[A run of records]
= = = = =

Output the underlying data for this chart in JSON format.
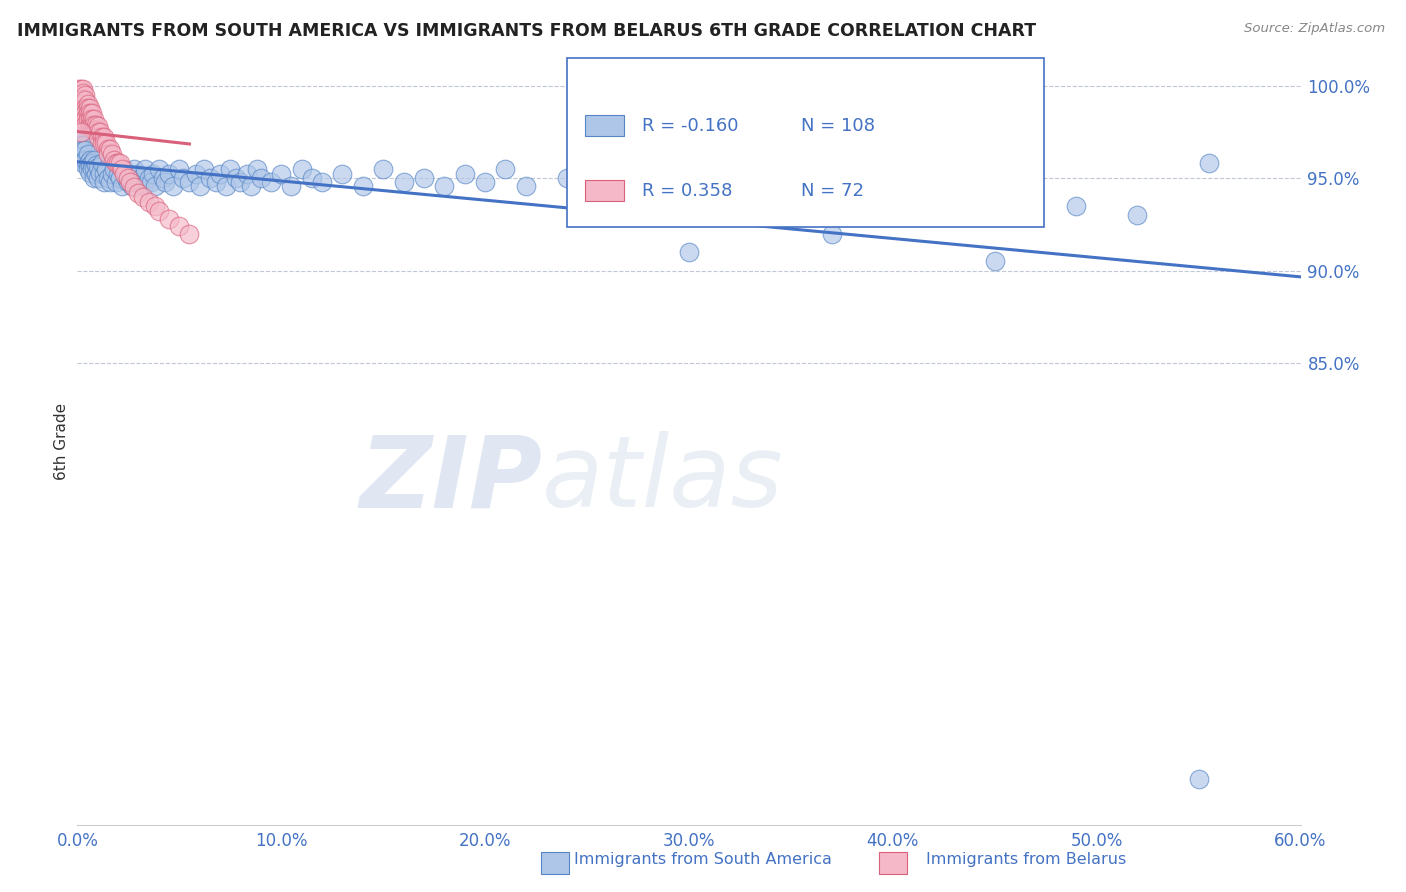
{
  "title": "IMMIGRANTS FROM SOUTH AMERICA VS IMMIGRANTS FROM BELARUS 6TH GRADE CORRELATION CHART",
  "source": "Source: ZipAtlas.com",
  "xlabel_blue": "Immigrants from South America",
  "xlabel_pink": "Immigrants from Belarus",
  "ylabel": "6th Grade",
  "watermark_zip": "ZIP",
  "watermark_atlas": "atlas",
  "x_min": 0.0,
  "x_max": 0.6,
  "y_min": 0.6,
  "y_max": 1.015,
  "yticks": [
    0.85,
    0.9,
    0.95,
    1.0
  ],
  "ytick_labels": [
    "85.0%",
    "90.0%",
    "95.0%",
    "100.0%"
  ],
  "xticks": [
    0.0,
    0.1,
    0.2,
    0.3,
    0.4,
    0.5,
    0.6
  ],
  "xtick_labels": [
    "0.0%",
    "10.0%",
    "20.0%",
    "30.0%",
    "40.0%",
    "50.0%",
    "60.0%"
  ],
  "R_blue": -0.16,
  "N_blue": 108,
  "R_pink": 0.358,
  "N_pink": 72,
  "blue_color": "#aec6e8",
  "blue_edge_color": "#5585c5",
  "pink_color": "#f4b8c8",
  "pink_edge_color": "#d9607a",
  "blue_line_color": "#4472c4",
  "pink_line_color": "#d9607a",
  "title_color": "#222222",
  "tick_color": "#4472c4",
  "grid_color": "#c0c8d8",
  "blue_scatter_x": [
    0.001,
    0.001,
    0.002,
    0.002,
    0.002,
    0.003,
    0.003,
    0.003,
    0.003,
    0.004,
    0.004,
    0.005,
    0.005,
    0.005,
    0.006,
    0.006,
    0.006,
    0.007,
    0.007,
    0.008,
    0.008,
    0.008,
    0.009,
    0.009,
    0.01,
    0.01,
    0.011,
    0.012,
    0.013,
    0.013,
    0.014,
    0.015,
    0.016,
    0.017,
    0.018,
    0.019,
    0.02,
    0.021,
    0.022,
    0.023,
    0.024,
    0.025,
    0.026,
    0.027,
    0.028,
    0.029,
    0.03,
    0.031,
    0.032,
    0.033,
    0.035,
    0.036,
    0.037,
    0.038,
    0.04,
    0.042,
    0.043,
    0.045,
    0.047,
    0.05,
    0.052,
    0.055,
    0.058,
    0.06,
    0.062,
    0.065,
    0.068,
    0.07,
    0.073,
    0.075,
    0.078,
    0.08,
    0.083,
    0.085,
    0.088,
    0.09,
    0.095,
    0.1,
    0.105,
    0.11,
    0.115,
    0.12,
    0.13,
    0.14,
    0.15,
    0.16,
    0.17,
    0.18,
    0.19,
    0.2,
    0.21,
    0.22,
    0.24,
    0.26,
    0.28,
    0.3,
    0.32,
    0.35,
    0.39,
    0.43,
    0.46,
    0.49,
    0.52,
    0.555,
    0.3,
    0.37,
    0.45,
    0.55
  ],
  "blue_scatter_y": [
    0.97,
    0.968,
    0.972,
    0.965,
    0.96,
    0.968,
    0.965,
    0.962,
    0.958,
    0.965,
    0.96,
    0.963,
    0.958,
    0.955,
    0.96,
    0.957,
    0.953,
    0.958,
    0.955,
    0.96,
    0.955,
    0.95,
    0.957,
    0.952,
    0.956,
    0.95,
    0.953,
    0.958,
    0.952,
    0.948,
    0.955,
    0.95,
    0.948,
    0.952,
    0.955,
    0.948,
    0.952,
    0.95,
    0.946,
    0.955,
    0.95,
    0.948,
    0.952,
    0.946,
    0.955,
    0.948,
    0.952,
    0.95,
    0.946,
    0.955,
    0.95,
    0.948,
    0.952,
    0.946,
    0.955,
    0.95,
    0.948,
    0.952,
    0.946,
    0.955,
    0.95,
    0.948,
    0.952,
    0.946,
    0.955,
    0.95,
    0.948,
    0.952,
    0.946,
    0.955,
    0.95,
    0.948,
    0.952,
    0.946,
    0.955,
    0.95,
    0.948,
    0.952,
    0.946,
    0.955,
    0.95,
    0.948,
    0.952,
    0.946,
    0.955,
    0.948,
    0.95,
    0.946,
    0.952,
    0.948,
    0.955,
    0.946,
    0.95,
    0.948,
    0.946,
    0.952,
    0.948,
    0.95,
    0.962,
    0.97,
    0.94,
    0.935,
    0.93,
    0.958,
    0.91,
    0.92,
    0.905,
    0.625
  ],
  "pink_scatter_x": [
    0.001,
    0.001,
    0.001,
    0.001,
    0.001,
    0.002,
    0.002,
    0.002,
    0.002,
    0.002,
    0.002,
    0.003,
    0.003,
    0.003,
    0.003,
    0.003,
    0.003,
    0.003,
    0.004,
    0.004,
    0.004,
    0.004,
    0.004,
    0.004,
    0.005,
    0.005,
    0.005,
    0.005,
    0.006,
    0.006,
    0.006,
    0.006,
    0.007,
    0.007,
    0.007,
    0.008,
    0.008,
    0.008,
    0.009,
    0.009,
    0.01,
    0.01,
    0.01,
    0.011,
    0.012,
    0.012,
    0.013,
    0.013,
    0.014,
    0.015,
    0.015,
    0.016,
    0.017,
    0.018,
    0.019,
    0.02,
    0.021,
    0.022,
    0.023,
    0.025,
    0.026,
    0.028,
    0.03,
    0.032,
    0.035,
    0.038,
    0.04,
    0.045,
    0.05,
    0.055,
    0.38,
    0.002
  ],
  "pink_scatter_y": [
    0.998,
    0.995,
    0.992,
    0.988,
    0.985,
    0.998,
    0.995,
    0.992,
    0.988,
    0.985,
    0.982,
    0.998,
    0.996,
    0.993,
    0.99,
    0.988,
    0.985,
    0.982,
    0.995,
    0.992,
    0.988,
    0.985,
    0.982,
    0.979,
    0.99,
    0.988,
    0.985,
    0.982,
    0.988,
    0.985,
    0.982,
    0.979,
    0.985,
    0.982,
    0.979,
    0.982,
    0.979,
    0.976,
    0.979,
    0.976,
    0.978,
    0.975,
    0.972,
    0.975,
    0.972,
    0.969,
    0.972,
    0.969,
    0.969,
    0.966,
    0.963,
    0.966,
    0.963,
    0.96,
    0.958,
    0.958,
    0.958,
    0.955,
    0.952,
    0.95,
    0.948,
    0.945,
    0.942,
    0.94,
    0.937,
    0.935,
    0.932,
    0.928,
    0.924,
    0.92,
    0.97,
    0.975
  ]
}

= = = = =

* Written problem:
Each entry above should be reproduced exactly, with the pictures removed.

* Exercise response:
Output the underlying data for this chart in JSON format.
{
  "title": "IMMIGRANTS FROM SOUTH AMERICA VS IMMIGRANTS FROM BELARUS 6TH GRADE CORRELATION CHART",
  "source": "Source: ZipAtlas.com",
  "xlabel_blue": "Immigrants from South America",
  "xlabel_pink": "Immigrants from Belarus",
  "ylabel": "6th Grade",
  "watermark_zip": "ZIP",
  "watermark_atlas": "atlas",
  "x_min": 0.0,
  "x_max": 0.6,
  "y_min": 0.6,
  "y_max": 1.015,
  "yticks": [
    0.85,
    0.9,
    0.95,
    1.0
  ],
  "ytick_labels": [
    "85.0%",
    "90.0%",
    "95.0%",
    "100.0%"
  ],
  "xticks": [
    0.0,
    0.1,
    0.2,
    0.3,
    0.4,
    0.5,
    0.6
  ],
  "xtick_labels": [
    "0.0%",
    "10.0%",
    "20.0%",
    "30.0%",
    "40.0%",
    "50.0%",
    "60.0%"
  ],
  "R_blue": -0.16,
  "N_blue": 108,
  "R_pink": 0.358,
  "N_pink": 72,
  "blue_color": "#aec6e8",
  "blue_edge_color": "#5585c5",
  "pink_color": "#f4b8c8",
  "pink_edge_color": "#d9607a",
  "blue_line_color": "#4472c4",
  "pink_line_color": "#d9607a",
  "title_color": "#222222",
  "tick_color": "#4472c4",
  "grid_color": "#c0c8d8",
  "blue_scatter_x": [
    0.001,
    0.001,
    0.002,
    0.002,
    0.002,
    0.003,
    0.003,
    0.003,
    0.003,
    0.004,
    0.004,
    0.005,
    0.005,
    0.005,
    0.006,
    0.006,
    0.006,
    0.007,
    0.007,
    0.008,
    0.008,
    0.008,
    0.009,
    0.009,
    0.01,
    0.01,
    0.011,
    0.012,
    0.013,
    0.013,
    0.014,
    0.015,
    0.016,
    0.017,
    0.018,
    0.019,
    0.02,
    0.021,
    0.022,
    0.023,
    0.024,
    0.025,
    0.026,
    0.027,
    0.028,
    0.029,
    0.03,
    0.031,
    0.032,
    0.033,
    0.035,
    0.036,
    0.037,
    0.038,
    0.04,
    0.042,
    0.043,
    0.045,
    0.047,
    0.05,
    0.052,
    0.055,
    0.058,
    0.06,
    0.062,
    0.065,
    0.068,
    0.07,
    0.073,
    0.075,
    0.078,
    0.08,
    0.083,
    0.085,
    0.088,
    0.09,
    0.095,
    0.1,
    0.105,
    0.11,
    0.115,
    0.12,
    0.13,
    0.14,
    0.15,
    0.16,
    0.17,
    0.18,
    0.19,
    0.2,
    0.21,
    0.22,
    0.24,
    0.26,
    0.28,
    0.3,
    0.32,
    0.35,
    0.39,
    0.43,
    0.46,
    0.49,
    0.52,
    0.555,
    0.3,
    0.37,
    0.45,
    0.55
  ],
  "blue_scatter_y": [
    0.97,
    0.968,
    0.972,
    0.965,
    0.96,
    0.968,
    0.965,
    0.962,
    0.958,
    0.965,
    0.96,
    0.963,
    0.958,
    0.955,
    0.96,
    0.957,
    0.953,
    0.958,
    0.955,
    0.96,
    0.955,
    0.95,
    0.957,
    0.952,
    0.956,
    0.95,
    0.953,
    0.958,
    0.952,
    0.948,
    0.955,
    0.95,
    0.948,
    0.952,
    0.955,
    0.948,
    0.952,
    0.95,
    0.946,
    0.955,
    0.95,
    0.948,
    0.952,
    0.946,
    0.955,
    0.948,
    0.952,
    0.95,
    0.946,
    0.955,
    0.95,
    0.948,
    0.952,
    0.946,
    0.955,
    0.95,
    0.948,
    0.952,
    0.946,
    0.955,
    0.95,
    0.948,
    0.952,
    0.946,
    0.955,
    0.95,
    0.948,
    0.952,
    0.946,
    0.955,
    0.95,
    0.948,
    0.952,
    0.946,
    0.955,
    0.95,
    0.948,
    0.952,
    0.946,
    0.955,
    0.95,
    0.948,
    0.952,
    0.946,
    0.955,
    0.948,
    0.95,
    0.946,
    0.952,
    0.948,
    0.955,
    0.946,
    0.95,
    0.948,
    0.946,
    0.952,
    0.948,
    0.95,
    0.962,
    0.97,
    0.94,
    0.935,
    0.93,
    0.958,
    0.91,
    0.92,
    0.905,
    0.625
  ],
  "pink_scatter_x": [
    0.001,
    0.001,
    0.001,
    0.001,
    0.001,
    0.002,
    0.002,
    0.002,
    0.002,
    0.002,
    0.002,
    0.003,
    0.003,
    0.003,
    0.003,
    0.003,
    0.003,
    0.003,
    0.004,
    0.004,
    0.004,
    0.004,
    0.004,
    0.004,
    0.005,
    0.005,
    0.005,
    0.005,
    0.006,
    0.006,
    0.006,
    0.006,
    0.007,
    0.007,
    0.007,
    0.008,
    0.008,
    0.008,
    0.009,
    0.009,
    0.01,
    0.01,
    0.01,
    0.011,
    0.012,
    0.012,
    0.013,
    0.013,
    0.014,
    0.015,
    0.015,
    0.016,
    0.017,
    0.018,
    0.019,
    0.02,
    0.021,
    0.022,
    0.023,
    0.025,
    0.026,
    0.028,
    0.03,
    0.032,
    0.035,
    0.038,
    0.04,
    0.045,
    0.05,
    0.055,
    0.38,
    0.002
  ],
  "pink_scatter_y": [
    0.998,
    0.995,
    0.992,
    0.988,
    0.985,
    0.998,
    0.995,
    0.992,
    0.988,
    0.985,
    0.982,
    0.998,
    0.996,
    0.993,
    0.99,
    0.988,
    0.985,
    0.982,
    0.995,
    0.992,
    0.988,
    0.985,
    0.982,
    0.979,
    0.99,
    0.988,
    0.985,
    0.982,
    0.988,
    0.985,
    0.982,
    0.979,
    0.985,
    0.982,
    0.979,
    0.982,
    0.979,
    0.976,
    0.979,
    0.976,
    0.978,
    0.975,
    0.972,
    0.975,
    0.972,
    0.969,
    0.972,
    0.969,
    0.969,
    0.966,
    0.963,
    0.966,
    0.963,
    0.96,
    0.958,
    0.958,
    0.958,
    0.955,
    0.952,
    0.95,
    0.948,
    0.945,
    0.942,
    0.94,
    0.937,
    0.935,
    0.932,
    0.928,
    0.924,
    0.92,
    0.97,
    0.975
  ]
}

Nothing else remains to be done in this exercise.